WHAT THIS TASK INVOLVES: Return the records exactly as they are.

DATA IN THIS EXERCISE:
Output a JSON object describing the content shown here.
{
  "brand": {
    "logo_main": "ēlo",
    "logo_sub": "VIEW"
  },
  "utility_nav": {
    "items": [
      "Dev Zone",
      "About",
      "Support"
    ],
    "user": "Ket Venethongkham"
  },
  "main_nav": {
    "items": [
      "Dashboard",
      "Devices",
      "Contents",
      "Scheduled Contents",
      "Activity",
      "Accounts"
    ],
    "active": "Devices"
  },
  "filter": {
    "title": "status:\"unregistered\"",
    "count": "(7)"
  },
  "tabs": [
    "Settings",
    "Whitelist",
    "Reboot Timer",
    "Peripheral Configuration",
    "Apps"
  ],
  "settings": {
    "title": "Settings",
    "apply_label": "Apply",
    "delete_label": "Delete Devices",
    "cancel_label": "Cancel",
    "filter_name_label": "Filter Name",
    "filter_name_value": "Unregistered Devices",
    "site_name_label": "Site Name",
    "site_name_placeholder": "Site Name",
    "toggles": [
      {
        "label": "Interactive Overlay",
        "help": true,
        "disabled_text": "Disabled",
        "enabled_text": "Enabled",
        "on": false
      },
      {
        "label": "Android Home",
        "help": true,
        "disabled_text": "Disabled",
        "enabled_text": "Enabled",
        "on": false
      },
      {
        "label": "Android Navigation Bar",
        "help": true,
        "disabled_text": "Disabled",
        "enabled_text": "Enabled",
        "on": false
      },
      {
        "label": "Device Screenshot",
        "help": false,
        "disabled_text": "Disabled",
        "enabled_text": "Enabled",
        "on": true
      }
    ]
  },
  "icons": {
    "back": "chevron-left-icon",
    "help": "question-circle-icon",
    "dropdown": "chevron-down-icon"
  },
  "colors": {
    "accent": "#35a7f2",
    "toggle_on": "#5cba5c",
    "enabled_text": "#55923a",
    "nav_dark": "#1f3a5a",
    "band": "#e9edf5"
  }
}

COMPLETE OUTPUT:
Output a JSON object describing the content shown here.
{
  "brand": {
    "logo_main": "ēlo",
    "logo_sub": "VIEW"
  },
  "utility_nav": {
    "items": [
      "Dev Zone",
      "About",
      "Support"
    ],
    "user": "Ket Venethongkham"
  },
  "main_nav": {
    "items": [
      "Dashboard",
      "Devices",
      "Contents",
      "Scheduled Contents",
      "Activity",
      "Accounts"
    ],
    "active": "Devices"
  },
  "filter": {
    "title": "status:\"unregistered\"",
    "count": "(7)"
  },
  "tabs": [
    "Settings",
    "Whitelist",
    "Reboot Timer",
    "Peripheral Configuration",
    "Apps"
  ],
  "settings": {
    "title": "Settings",
    "apply_label": "Apply",
    "delete_label": "Delete Devices",
    "cancel_label": "Cancel",
    "filter_name_label": "Filter Name",
    "filter_name_value": "Unregistered Devices",
    "site_name_label": "Site Name",
    "site_name_placeholder": "Site Name",
    "toggles": [
      {
        "label": "Interactive Overlay",
        "help": true,
        "disabled_text": "Disabled",
        "enabled_text": "Enabled",
        "on": false
      },
      {
        "label": "Android Home",
        "help": true,
        "disabled_text": "Disabled",
        "enabled_text": "Enabled",
        "on": false
      },
      {
        "label": "Android Navigation Bar",
        "help": true,
        "disabled_text": "Disabled",
        "enabled_text": "Enabled",
        "on": false
      },
      {
        "label": "Device Screenshot",
        "help": false,
        "disabled_text": "Disabled",
        "enabled_text": "Enabled",
        "on": true
      }
    ]
  },
  "icons": {
    "back": "chevron-left-icon",
    "help": "question-circle-icon",
    "dropdown": "chevron-down-icon"
  },
  "colors": {
    "accent": "#35a7f2",
    "toggle_on": "#5cba5c",
    "enabled_text": "#55923a",
    "nav_dark": "#1f3a5a",
    "band": "#e9edf5"
  }
}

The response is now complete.